Exercise details:
List each line of the data that holds the string "this", please.

Data to use:
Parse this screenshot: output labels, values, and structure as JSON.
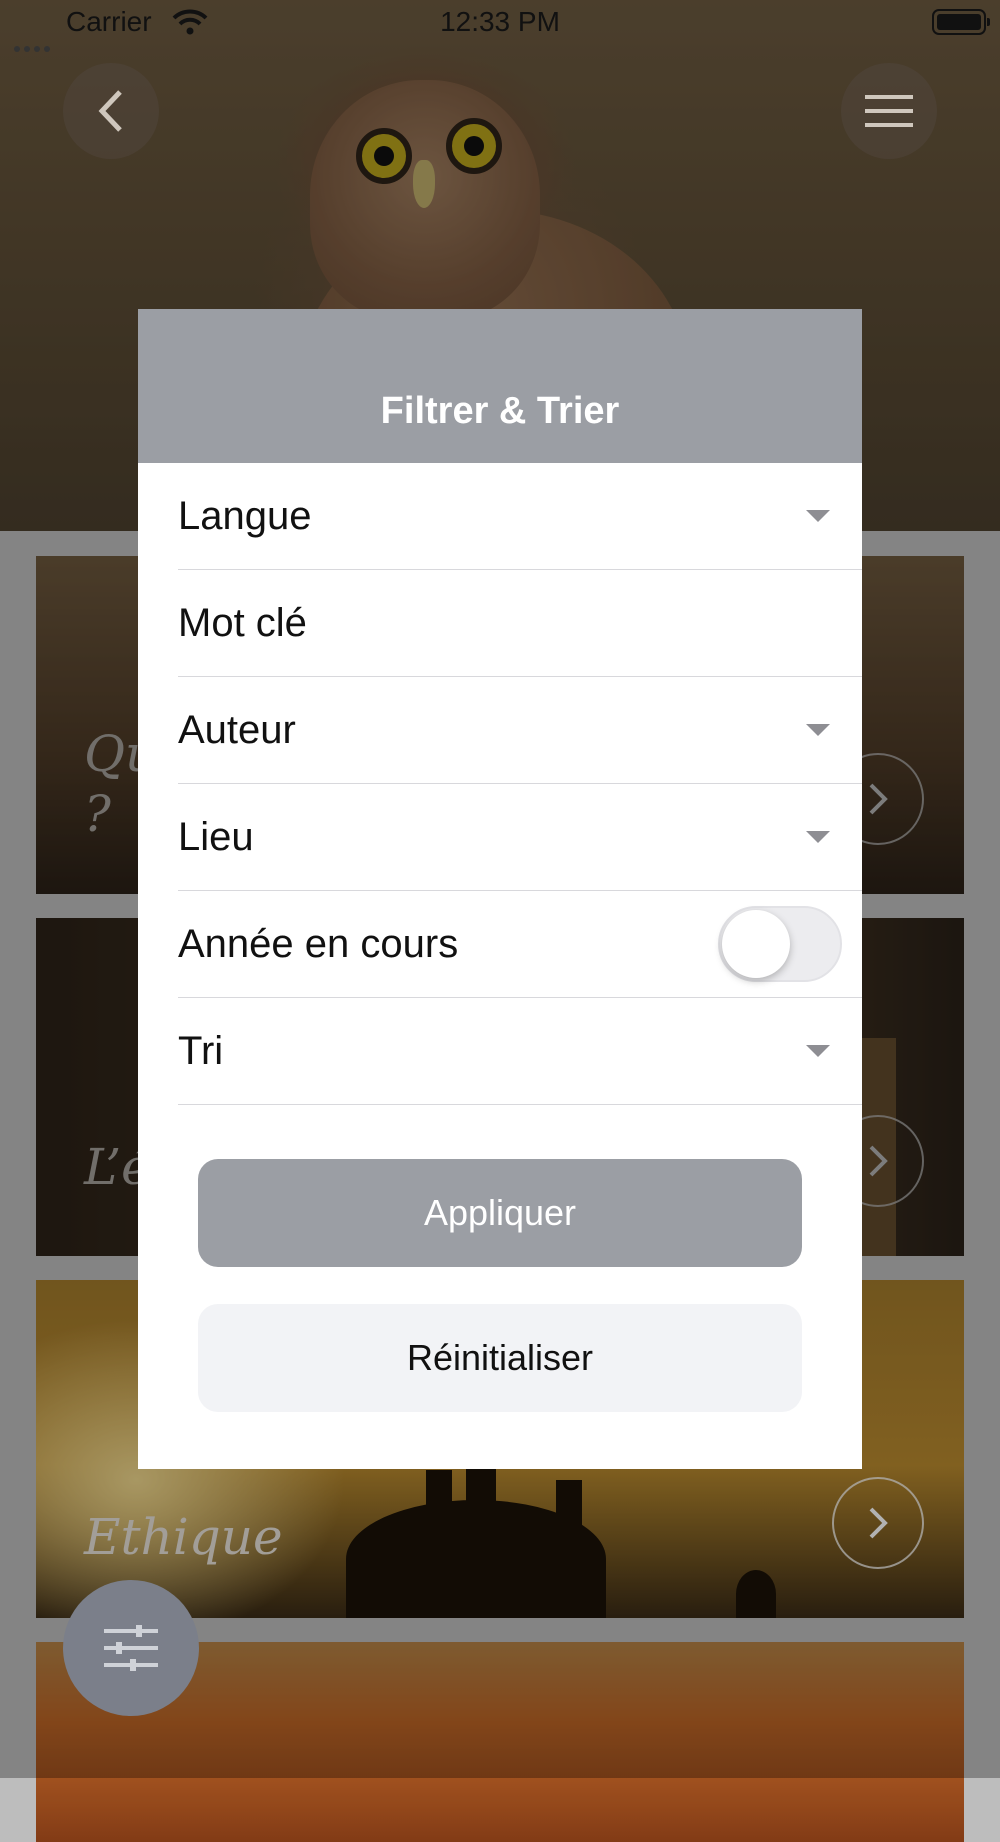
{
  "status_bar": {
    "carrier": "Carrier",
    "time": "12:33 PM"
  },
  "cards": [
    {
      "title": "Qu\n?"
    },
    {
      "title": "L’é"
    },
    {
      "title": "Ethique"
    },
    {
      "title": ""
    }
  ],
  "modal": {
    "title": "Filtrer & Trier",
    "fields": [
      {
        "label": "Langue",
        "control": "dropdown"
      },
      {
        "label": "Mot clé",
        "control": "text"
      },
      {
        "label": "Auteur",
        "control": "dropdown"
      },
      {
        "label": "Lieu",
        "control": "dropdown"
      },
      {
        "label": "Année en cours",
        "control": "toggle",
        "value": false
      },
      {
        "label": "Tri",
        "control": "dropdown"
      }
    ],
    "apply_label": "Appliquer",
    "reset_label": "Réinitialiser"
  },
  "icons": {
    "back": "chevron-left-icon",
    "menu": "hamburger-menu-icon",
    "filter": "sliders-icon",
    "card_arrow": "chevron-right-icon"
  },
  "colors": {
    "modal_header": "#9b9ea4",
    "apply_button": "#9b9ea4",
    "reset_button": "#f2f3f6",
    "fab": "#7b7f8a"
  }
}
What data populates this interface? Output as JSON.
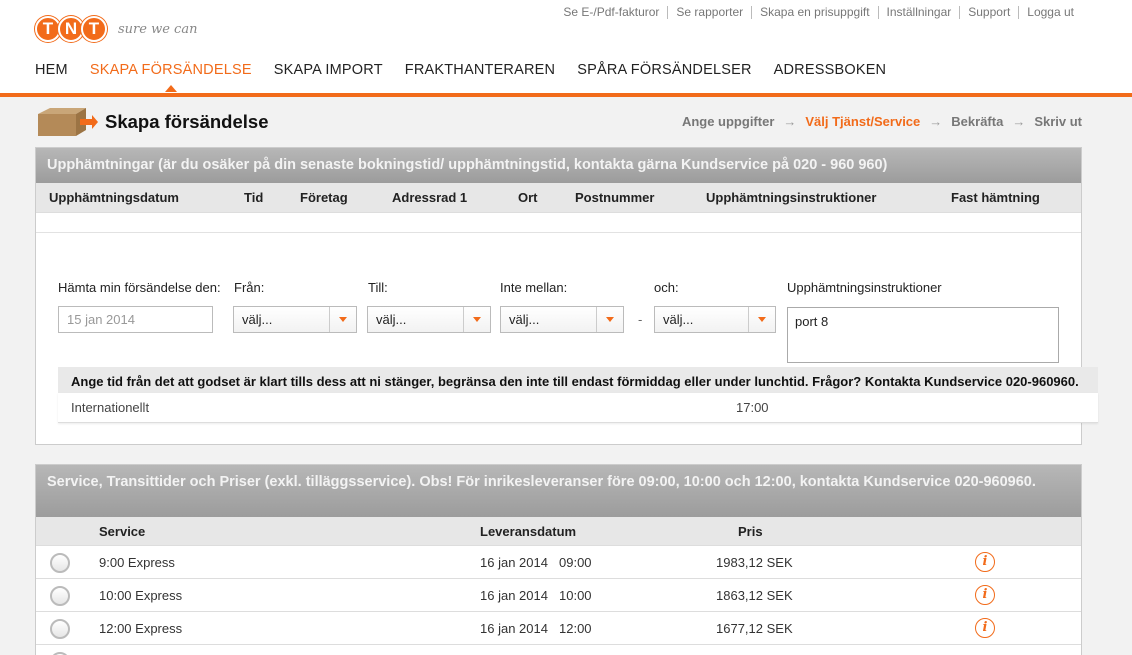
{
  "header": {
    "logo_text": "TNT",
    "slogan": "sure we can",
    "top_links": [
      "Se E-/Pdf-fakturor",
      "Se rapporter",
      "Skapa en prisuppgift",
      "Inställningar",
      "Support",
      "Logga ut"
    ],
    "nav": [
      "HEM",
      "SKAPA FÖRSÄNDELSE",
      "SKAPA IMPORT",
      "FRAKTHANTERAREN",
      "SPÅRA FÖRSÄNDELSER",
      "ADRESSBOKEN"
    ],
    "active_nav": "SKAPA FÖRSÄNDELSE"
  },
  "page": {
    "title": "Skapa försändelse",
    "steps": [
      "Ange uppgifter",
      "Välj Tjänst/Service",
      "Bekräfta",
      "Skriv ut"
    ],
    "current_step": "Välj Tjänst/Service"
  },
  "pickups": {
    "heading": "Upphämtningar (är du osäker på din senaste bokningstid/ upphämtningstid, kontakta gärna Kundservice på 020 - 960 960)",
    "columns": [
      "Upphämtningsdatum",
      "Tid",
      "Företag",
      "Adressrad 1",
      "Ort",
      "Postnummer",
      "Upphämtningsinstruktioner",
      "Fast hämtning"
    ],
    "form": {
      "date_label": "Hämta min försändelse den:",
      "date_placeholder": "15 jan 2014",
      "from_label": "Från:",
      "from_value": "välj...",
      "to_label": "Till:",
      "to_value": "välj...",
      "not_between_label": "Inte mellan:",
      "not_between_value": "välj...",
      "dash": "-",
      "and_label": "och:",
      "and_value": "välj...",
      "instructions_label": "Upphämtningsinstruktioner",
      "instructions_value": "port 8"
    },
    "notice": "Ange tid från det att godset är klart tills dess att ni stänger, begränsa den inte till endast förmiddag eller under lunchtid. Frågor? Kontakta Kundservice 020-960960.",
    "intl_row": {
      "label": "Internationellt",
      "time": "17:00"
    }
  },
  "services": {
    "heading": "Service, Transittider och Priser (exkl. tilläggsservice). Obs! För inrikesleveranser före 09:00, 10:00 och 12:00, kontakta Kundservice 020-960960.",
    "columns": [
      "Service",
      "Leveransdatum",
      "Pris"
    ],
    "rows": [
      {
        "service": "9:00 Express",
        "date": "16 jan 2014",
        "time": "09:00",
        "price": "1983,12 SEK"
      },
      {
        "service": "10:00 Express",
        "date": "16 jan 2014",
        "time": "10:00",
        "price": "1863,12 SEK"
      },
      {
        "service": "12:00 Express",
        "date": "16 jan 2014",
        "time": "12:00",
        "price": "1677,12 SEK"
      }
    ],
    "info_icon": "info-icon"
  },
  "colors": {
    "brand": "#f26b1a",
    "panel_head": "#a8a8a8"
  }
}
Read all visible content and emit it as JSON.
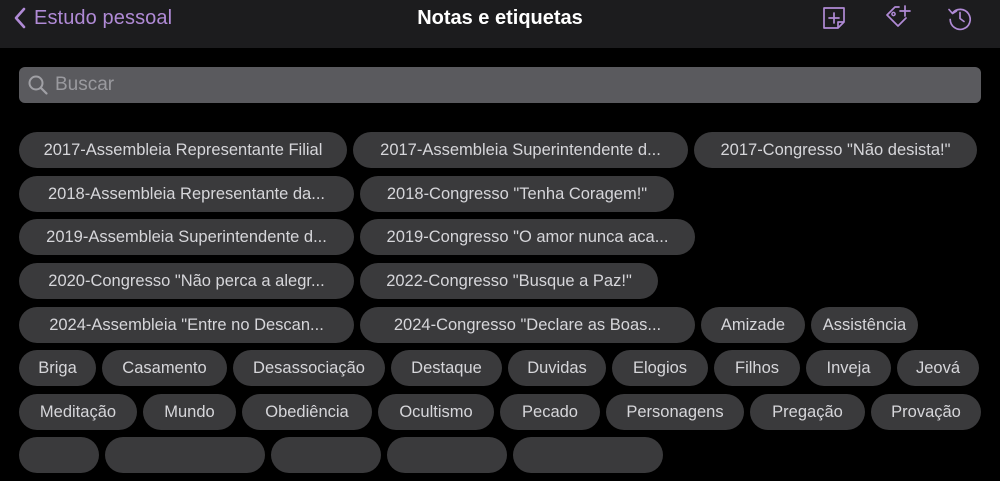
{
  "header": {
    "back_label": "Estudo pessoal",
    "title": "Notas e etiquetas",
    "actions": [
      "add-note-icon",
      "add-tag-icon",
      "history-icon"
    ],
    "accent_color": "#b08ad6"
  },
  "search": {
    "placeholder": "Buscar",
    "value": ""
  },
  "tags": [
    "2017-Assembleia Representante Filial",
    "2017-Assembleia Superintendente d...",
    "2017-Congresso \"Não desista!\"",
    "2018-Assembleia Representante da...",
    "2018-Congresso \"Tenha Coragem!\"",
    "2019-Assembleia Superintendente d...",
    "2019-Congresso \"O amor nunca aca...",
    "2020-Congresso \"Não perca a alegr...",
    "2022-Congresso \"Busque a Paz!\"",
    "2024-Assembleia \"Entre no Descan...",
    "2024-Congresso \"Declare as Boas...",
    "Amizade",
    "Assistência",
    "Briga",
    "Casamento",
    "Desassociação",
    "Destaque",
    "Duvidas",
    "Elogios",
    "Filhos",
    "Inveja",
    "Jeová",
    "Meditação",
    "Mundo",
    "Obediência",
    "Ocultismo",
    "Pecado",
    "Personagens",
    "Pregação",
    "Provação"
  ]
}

Exercise answer:
Parse this screenshot: output labels, values, and structure as JSON.
What data populates this interface? Output as JSON.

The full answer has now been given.